Report only the number of lines in the records that contain the word "выявленного".

[Recorded data]
>> Start

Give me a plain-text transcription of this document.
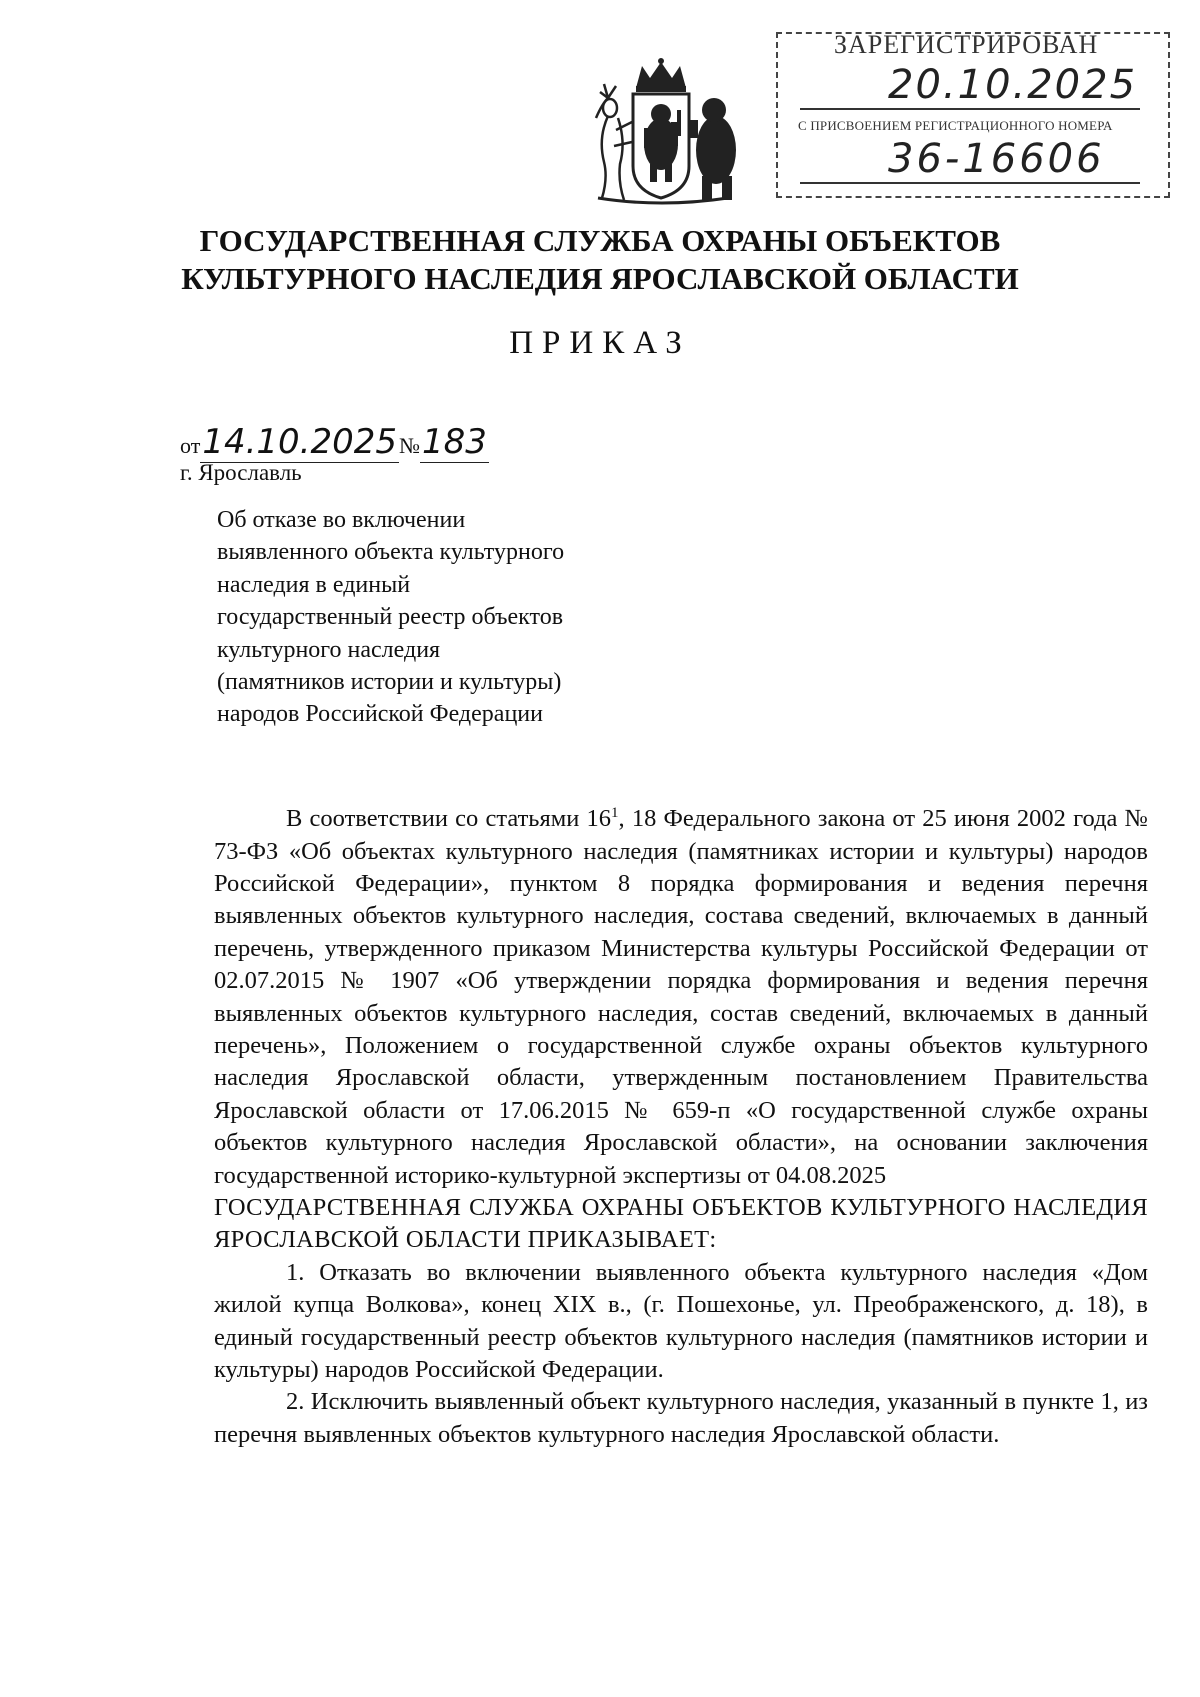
ЗАРЕГИСТРИРОВАН
20.10.2025
С ПРИСВОЕНИЕМ РЕГИСТРАЦИОННОГО НОМЕРА
36-16606
ГОСУДАРСТВЕННАЯ СЛУЖБА ОХРАНЫ ОБЪЕКТОВ
КУЛЬТУРНОГО НАСЛЕДИЯ ЯРОСЛАВСКОЙ ОБЛАСТИ
ПРИКАЗ
от14.10.2025№183
г. Ярославль
Об отказе во включении
выявленного объекта культурного
наследия в единый
государственный реестр объектов
культурного наследия
(памятников истории и культуры)
народов Российской Федерации

В соответствии со статьями $16^1$, 18 Федерального закона от 25 июня 2002 года № 73-ФЗ «Об объектах культурного наследия (памятниках истории и культуры) народов Российской Федерации», пунктом 8 порядка формирования и ведения перечня выявленных объектов культурного наследия, состава сведений, включаемых в данный перечень, утвержденного приказом Министерства культуры Российской Федерации от 02.07.2015 № 1907 «Об утверждении порядка формирования и ведения перечня выявленных объектов культурного наследия, состав сведений, включаемых в данный перечень», Положением о государственной службе охраны объектов культурного наследия Ярославской области, утвержденным постановлением Правительства Ярославской области от 17.06.2015 № 659-п «О государственной службе охраны объектов культурного наследия Ярославской области», на основании заключения государственной историко-культурной экспертизы от 04.08.2025

ГОСУДАРСТВЕННАЯ СЛУЖБА ОХРАНЫ ОБЪЕКТОВ КУЛЬТУРНОГО НАСЛЕДИЯ ЯРОСЛАВСКОЙ ОБЛАСТИ ПРИКАЗЫВАЕТ:

1. Отказать во включении выявленного объекта культурного наследия «Дом жилой купца Волкова», конец XIX в., (г. Пошехонье, ул. Преображенского, д. 18), в единый государственный реестр объектов культурного наследия (памятников истории и культуры) народов Российской Федерации.

2. Исключить выявленный объект культурного наследия, указанный в пункте 1, из перечня выявленных объектов культурного наследия Ярославской области.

>> End

▶ _SOLUTION_: 2